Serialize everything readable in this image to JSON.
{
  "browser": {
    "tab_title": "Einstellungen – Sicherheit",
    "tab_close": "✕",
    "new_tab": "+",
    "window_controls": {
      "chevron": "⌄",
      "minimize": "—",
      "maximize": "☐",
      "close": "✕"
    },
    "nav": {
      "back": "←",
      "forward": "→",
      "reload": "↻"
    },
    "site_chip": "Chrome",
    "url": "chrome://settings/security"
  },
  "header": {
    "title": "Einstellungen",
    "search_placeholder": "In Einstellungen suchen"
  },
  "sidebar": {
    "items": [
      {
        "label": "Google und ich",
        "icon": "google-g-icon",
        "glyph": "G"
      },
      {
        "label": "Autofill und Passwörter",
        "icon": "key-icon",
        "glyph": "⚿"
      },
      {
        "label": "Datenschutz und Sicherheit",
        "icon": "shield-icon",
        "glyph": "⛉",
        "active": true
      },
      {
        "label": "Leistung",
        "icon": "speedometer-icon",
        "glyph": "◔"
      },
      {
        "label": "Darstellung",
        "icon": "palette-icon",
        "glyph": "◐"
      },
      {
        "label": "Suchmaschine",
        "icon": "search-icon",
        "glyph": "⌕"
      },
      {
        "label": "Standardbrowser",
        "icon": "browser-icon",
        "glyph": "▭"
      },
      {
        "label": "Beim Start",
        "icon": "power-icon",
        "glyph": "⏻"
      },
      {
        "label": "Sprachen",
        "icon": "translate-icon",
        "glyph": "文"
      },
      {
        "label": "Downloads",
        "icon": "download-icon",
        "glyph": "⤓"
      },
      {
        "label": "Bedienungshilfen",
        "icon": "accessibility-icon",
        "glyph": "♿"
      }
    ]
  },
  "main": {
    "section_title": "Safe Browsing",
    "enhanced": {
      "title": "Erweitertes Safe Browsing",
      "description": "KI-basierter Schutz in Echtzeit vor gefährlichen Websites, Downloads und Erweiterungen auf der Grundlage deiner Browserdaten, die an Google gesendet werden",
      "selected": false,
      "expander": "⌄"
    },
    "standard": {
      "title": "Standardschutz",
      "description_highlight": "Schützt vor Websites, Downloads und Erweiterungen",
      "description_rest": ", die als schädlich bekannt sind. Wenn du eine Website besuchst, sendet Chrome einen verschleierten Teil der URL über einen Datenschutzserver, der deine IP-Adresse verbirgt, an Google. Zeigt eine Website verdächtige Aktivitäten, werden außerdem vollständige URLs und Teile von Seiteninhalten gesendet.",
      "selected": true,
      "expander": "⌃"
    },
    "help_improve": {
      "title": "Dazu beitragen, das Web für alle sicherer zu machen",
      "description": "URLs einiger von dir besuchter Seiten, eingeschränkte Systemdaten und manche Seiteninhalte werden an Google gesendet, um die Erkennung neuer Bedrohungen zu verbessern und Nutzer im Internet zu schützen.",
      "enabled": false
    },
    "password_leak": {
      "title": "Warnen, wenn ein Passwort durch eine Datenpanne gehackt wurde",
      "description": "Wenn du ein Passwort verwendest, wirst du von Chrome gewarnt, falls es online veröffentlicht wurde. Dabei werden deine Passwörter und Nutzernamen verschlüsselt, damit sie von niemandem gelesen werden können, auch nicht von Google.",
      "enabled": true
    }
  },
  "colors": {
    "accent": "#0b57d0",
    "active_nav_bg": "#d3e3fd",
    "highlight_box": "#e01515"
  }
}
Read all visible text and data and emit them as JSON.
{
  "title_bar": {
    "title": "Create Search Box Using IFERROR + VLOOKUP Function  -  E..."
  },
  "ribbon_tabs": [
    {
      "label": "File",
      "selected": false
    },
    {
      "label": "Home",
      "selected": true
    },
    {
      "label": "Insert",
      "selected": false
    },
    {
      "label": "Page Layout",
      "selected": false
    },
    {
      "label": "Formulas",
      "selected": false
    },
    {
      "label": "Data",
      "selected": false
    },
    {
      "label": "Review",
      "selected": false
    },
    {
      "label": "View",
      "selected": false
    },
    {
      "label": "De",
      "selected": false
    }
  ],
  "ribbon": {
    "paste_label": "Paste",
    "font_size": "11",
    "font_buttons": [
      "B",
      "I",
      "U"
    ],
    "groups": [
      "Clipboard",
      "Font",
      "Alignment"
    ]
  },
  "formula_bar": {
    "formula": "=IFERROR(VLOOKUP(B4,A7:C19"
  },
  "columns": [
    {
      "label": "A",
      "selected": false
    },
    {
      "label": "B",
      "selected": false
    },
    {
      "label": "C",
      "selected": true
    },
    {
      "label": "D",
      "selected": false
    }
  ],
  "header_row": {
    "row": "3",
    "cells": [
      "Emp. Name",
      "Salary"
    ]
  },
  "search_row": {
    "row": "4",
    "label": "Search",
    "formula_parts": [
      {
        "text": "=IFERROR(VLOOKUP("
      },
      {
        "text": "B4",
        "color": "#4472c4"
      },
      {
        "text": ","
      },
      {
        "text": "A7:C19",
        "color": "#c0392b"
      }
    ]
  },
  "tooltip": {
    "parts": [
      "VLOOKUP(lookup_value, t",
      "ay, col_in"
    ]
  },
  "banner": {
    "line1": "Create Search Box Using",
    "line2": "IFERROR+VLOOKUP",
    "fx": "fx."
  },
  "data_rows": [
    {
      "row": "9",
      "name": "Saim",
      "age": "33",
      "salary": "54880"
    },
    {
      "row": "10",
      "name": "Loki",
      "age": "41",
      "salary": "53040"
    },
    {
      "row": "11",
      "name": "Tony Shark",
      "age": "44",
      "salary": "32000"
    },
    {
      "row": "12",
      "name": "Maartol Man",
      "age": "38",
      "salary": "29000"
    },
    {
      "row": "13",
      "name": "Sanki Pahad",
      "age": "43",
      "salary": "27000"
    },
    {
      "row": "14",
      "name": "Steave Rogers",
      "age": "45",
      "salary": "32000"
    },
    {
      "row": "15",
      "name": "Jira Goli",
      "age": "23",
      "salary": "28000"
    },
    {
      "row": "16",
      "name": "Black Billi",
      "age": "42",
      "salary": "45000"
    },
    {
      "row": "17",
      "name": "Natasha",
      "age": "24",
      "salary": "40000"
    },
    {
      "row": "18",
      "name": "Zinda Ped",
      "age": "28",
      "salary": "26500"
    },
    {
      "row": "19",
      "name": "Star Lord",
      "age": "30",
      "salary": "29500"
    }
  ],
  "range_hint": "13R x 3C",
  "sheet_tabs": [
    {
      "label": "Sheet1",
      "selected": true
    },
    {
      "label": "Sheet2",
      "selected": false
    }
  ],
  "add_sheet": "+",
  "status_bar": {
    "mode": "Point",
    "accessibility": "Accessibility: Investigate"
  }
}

= = = = =

Exercise requirements
List all lines holding the string "accessibility".

Answer to the problem
        "icon": "accessibility-icon",
    "accessibility": "Accessibility: Investigate"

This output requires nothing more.